The health gap between the most affluent and most deprived wards within each local authority “remains unacceptable”, the Department of Health has said, following the publication today (24 June 2008) of health profiles for every local authority and region across England.
The profiles, published by DH and the Association of Public Health Observatories, use key health indicators to capture a picture of the nation’s health down to a local level, providing areas across England with information to improve their population’s health.
The profiles suggest that while people in England can expect to live longer and healthier lives, significant inequalities remain.
The death rate from smoking in the local authority with the lowest rate (139 per 100,000 in East Dorset) is less than half that in the local authority with the highest death rate from smoking (355 per 100,000 in Knowsley).
And in general, smoking is still causing a higher rate of death in the north of England compared to the south.
Men in the local authority with the highest life expectancy (Kensington and Chelsea, 83.1 years) can expect to live 10 years longer than those in the local authority with the lowest life expectancy (Manchester, 73 years).
Women in the local authority with the highest life expectancy (Kensington and Chelsea, 87.2 years) can expect to live nine years longer than those in the local authority with the lowest life expectancy (Liverpool, 78.3 years).
The government recently announced its renewed commitment to tackling the stark inequalities in England with the launch of its Health Inequalities: Progress and Next Steps report, which sets out measures for the NHS and local authorities to implement.
Public Health Minister Dawn Primarolo said: “The NHS and local authorities can use these profiles to target local health hotspots with effective measures to make a real difference.
“I am confident that we can confront the issues facing communities head on and make health inequalities everyone’s business.”
The Association of Public Health Observatories, with the DH, have also published a companion “Health inequalities Intervention tool”, which enables every English local authority to model the effect of four high-impact interventions on their life expectancy gap.
The four interventions are: smoking cessation; treating undiagnosed high blood pressure; statin prescribing to reduce blood cholesterol; and reducing infant mortality.

How to complete this task
Copy the health profiles article from "The profiles, published" through "to the south.", swapping "smoking" for "tobacco" each time it appears. The lines after the health profiles article aren't needed for anything.

Entries supplied
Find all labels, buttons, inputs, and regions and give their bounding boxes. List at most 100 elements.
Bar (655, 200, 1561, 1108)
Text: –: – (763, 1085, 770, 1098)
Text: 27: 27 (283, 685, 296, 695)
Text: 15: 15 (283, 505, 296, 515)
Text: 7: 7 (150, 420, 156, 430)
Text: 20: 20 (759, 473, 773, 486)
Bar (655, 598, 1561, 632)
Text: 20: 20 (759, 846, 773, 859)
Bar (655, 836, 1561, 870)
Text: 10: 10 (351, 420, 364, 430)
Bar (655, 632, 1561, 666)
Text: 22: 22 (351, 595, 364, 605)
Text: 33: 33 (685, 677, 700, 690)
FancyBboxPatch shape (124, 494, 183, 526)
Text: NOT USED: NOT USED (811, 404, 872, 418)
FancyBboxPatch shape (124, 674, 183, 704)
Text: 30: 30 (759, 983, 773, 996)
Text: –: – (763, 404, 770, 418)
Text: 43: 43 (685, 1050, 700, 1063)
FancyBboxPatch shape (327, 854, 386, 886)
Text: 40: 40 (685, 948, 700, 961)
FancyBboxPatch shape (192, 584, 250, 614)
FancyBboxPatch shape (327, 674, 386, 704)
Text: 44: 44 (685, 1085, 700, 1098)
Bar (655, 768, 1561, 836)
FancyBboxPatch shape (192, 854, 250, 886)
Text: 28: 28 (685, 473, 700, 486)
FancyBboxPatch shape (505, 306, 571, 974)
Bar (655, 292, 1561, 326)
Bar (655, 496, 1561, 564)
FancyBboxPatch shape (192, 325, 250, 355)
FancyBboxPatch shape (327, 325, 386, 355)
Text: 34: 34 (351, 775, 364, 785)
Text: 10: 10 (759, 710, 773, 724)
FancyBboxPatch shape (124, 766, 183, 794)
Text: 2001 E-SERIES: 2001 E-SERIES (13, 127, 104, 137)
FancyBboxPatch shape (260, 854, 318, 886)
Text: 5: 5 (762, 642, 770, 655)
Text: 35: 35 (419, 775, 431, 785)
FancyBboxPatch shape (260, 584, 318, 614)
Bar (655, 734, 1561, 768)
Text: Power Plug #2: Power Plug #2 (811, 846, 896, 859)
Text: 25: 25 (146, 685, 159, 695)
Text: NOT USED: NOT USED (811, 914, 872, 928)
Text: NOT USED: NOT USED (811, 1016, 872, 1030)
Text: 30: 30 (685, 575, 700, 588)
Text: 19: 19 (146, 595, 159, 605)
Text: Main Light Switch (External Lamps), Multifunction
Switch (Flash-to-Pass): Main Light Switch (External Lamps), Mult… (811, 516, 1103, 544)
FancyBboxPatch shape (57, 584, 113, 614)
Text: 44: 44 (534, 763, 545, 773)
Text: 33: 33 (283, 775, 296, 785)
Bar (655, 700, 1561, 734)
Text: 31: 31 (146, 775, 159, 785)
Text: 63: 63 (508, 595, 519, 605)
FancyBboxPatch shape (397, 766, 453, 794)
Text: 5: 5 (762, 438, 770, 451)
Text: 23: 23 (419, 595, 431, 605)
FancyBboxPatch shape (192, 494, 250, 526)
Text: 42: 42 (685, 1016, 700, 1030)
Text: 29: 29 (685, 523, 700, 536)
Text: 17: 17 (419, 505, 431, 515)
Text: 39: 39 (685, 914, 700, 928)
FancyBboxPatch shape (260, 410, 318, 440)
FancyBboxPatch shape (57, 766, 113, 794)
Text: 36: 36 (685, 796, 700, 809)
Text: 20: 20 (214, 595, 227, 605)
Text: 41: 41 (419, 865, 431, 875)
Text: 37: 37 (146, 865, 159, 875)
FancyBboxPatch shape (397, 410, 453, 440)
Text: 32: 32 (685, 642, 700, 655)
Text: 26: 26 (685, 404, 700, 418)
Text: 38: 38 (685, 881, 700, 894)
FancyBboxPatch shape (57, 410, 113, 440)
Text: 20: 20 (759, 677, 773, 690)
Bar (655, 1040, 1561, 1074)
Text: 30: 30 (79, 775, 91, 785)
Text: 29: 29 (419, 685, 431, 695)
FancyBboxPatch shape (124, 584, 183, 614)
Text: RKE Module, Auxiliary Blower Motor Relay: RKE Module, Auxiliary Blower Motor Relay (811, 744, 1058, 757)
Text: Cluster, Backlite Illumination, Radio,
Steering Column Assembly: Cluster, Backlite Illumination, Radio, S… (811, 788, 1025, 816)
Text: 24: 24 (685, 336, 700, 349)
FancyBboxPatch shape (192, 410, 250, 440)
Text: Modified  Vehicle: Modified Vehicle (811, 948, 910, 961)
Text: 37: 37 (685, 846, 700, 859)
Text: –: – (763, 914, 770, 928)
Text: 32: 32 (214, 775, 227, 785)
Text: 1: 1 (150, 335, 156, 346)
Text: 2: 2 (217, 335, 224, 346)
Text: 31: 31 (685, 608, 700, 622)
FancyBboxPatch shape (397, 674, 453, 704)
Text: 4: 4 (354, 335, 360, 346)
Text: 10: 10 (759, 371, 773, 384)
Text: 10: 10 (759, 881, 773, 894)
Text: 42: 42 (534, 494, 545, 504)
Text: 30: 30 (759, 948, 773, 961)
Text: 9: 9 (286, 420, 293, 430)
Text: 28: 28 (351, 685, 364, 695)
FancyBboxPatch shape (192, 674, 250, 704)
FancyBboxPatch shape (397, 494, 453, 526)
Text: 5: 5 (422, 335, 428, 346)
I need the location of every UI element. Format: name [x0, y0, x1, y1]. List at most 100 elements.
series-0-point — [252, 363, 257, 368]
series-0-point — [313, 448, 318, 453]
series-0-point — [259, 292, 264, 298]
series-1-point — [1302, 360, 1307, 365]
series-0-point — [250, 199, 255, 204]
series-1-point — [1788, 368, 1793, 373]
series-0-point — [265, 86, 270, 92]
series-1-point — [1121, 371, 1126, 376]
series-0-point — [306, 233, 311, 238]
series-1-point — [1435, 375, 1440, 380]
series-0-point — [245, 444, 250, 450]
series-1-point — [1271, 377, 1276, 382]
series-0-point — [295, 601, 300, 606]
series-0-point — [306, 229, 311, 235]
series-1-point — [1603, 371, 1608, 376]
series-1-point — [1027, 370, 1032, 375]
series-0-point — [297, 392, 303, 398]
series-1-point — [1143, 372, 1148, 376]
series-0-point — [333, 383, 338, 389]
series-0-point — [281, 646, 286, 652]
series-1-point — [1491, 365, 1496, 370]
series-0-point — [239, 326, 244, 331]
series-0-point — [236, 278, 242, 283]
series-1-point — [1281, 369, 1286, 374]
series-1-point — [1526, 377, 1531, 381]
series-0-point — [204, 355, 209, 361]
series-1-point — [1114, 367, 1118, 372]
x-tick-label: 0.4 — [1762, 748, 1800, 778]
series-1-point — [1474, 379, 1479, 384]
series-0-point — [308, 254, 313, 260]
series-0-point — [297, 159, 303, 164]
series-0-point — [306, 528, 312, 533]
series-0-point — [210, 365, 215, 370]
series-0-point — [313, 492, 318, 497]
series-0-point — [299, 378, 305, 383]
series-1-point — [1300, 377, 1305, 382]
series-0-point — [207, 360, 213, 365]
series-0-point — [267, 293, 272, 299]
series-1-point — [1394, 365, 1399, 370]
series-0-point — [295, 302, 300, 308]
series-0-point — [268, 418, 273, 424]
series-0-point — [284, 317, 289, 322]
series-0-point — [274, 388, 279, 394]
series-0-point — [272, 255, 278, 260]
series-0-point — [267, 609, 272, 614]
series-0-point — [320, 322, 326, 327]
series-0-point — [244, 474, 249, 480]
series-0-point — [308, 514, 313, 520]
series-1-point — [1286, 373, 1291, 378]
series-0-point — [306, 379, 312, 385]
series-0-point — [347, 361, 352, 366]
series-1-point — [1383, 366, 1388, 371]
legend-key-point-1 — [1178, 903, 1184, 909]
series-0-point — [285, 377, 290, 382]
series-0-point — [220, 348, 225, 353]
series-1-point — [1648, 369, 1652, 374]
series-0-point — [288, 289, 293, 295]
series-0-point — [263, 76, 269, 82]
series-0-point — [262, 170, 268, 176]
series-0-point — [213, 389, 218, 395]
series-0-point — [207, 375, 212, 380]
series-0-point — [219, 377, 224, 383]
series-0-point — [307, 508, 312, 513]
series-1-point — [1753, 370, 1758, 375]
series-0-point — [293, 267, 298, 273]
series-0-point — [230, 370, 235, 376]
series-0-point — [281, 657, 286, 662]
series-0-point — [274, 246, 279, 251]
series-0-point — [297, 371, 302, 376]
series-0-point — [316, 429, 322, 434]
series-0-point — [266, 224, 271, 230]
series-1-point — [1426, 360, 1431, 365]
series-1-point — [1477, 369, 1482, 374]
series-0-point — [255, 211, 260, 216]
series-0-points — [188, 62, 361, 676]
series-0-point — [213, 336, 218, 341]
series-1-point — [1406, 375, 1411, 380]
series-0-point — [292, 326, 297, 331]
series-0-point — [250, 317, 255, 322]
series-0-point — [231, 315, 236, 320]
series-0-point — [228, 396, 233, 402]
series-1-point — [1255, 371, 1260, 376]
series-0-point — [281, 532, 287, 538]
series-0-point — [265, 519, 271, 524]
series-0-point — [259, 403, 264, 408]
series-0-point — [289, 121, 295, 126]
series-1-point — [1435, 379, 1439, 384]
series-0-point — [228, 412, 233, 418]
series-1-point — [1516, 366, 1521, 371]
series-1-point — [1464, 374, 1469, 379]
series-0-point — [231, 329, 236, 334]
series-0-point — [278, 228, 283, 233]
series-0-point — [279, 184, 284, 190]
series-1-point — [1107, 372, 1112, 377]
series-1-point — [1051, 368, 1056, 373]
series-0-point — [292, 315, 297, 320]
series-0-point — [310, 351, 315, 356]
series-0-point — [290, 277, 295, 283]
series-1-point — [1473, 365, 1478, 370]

Result
The profiles, published by DH and the Association of Public Health Observatories, use key health indicators to capture a picture of the nation’s health down to a local level, providing areas across England with information to improve their population’s health.
The profiles suggest that while people in England can expect to live longer and healthier lives, significant inequalities remain.
The death rate from tobacco in the local authority with the lowest rate (139 per 100,000 in East Dorset) is less than half that in the local authority with the highest death rate from tobacco (355 per 100,000 in Knowsley).
And in general, tobacco is still causing a higher rate of death in the north of England compared to the south.